═════ INFORMATION SUPPLIED ═════

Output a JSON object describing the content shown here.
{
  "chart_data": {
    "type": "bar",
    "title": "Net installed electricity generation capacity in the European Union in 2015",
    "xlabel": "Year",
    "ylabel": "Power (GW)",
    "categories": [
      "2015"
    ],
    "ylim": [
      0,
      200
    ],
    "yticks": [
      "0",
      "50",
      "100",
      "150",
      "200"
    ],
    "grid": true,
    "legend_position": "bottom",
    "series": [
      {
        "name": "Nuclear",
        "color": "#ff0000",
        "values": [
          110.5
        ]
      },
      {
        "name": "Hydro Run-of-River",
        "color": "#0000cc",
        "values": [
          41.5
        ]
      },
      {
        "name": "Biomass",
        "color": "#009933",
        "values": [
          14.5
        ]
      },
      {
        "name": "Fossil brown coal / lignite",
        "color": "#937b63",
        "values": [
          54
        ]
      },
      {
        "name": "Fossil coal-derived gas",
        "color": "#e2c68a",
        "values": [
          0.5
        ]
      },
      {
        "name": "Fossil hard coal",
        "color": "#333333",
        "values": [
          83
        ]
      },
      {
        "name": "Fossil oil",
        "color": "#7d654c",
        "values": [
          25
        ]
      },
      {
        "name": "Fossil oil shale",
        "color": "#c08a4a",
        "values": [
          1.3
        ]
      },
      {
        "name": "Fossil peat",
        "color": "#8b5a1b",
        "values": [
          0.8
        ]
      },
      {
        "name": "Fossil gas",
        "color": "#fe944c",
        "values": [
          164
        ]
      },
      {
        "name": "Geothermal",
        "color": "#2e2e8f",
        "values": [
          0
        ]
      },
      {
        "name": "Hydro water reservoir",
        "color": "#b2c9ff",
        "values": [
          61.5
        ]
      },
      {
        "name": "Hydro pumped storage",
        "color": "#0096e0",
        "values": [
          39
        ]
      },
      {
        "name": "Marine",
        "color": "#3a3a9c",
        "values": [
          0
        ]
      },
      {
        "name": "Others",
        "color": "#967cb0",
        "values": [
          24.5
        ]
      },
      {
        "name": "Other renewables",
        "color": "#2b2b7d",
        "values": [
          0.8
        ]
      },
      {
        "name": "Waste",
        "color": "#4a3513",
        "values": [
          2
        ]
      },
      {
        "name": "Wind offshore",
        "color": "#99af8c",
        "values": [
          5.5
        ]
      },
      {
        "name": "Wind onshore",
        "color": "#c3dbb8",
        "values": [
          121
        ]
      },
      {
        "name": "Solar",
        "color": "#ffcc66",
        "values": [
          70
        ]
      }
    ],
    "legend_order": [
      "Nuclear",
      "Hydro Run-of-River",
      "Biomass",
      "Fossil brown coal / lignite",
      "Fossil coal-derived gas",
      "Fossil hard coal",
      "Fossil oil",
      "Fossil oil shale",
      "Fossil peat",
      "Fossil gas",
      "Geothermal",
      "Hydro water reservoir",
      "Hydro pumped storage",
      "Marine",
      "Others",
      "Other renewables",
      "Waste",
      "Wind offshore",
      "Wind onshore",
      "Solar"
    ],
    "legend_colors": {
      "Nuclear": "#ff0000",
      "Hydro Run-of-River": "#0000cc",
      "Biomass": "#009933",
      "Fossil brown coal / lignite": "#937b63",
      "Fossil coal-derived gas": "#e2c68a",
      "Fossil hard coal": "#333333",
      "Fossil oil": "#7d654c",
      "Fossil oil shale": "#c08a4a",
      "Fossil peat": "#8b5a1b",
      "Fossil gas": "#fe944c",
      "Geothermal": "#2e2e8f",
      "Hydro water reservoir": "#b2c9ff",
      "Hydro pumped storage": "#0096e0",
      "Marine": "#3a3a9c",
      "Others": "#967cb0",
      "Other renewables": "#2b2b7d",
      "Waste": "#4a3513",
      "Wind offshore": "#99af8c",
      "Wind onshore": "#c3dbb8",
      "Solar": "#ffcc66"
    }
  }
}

═════

= GIVEN INSTRUCTION =
Return all the lines that contain the string "reservoir".

= ANSWER TO THIS TASK =
        "name": "Hydro water reservoir",
      "Hydro water reservoir",
      "Hydro water reservoir": "#b2c9ff",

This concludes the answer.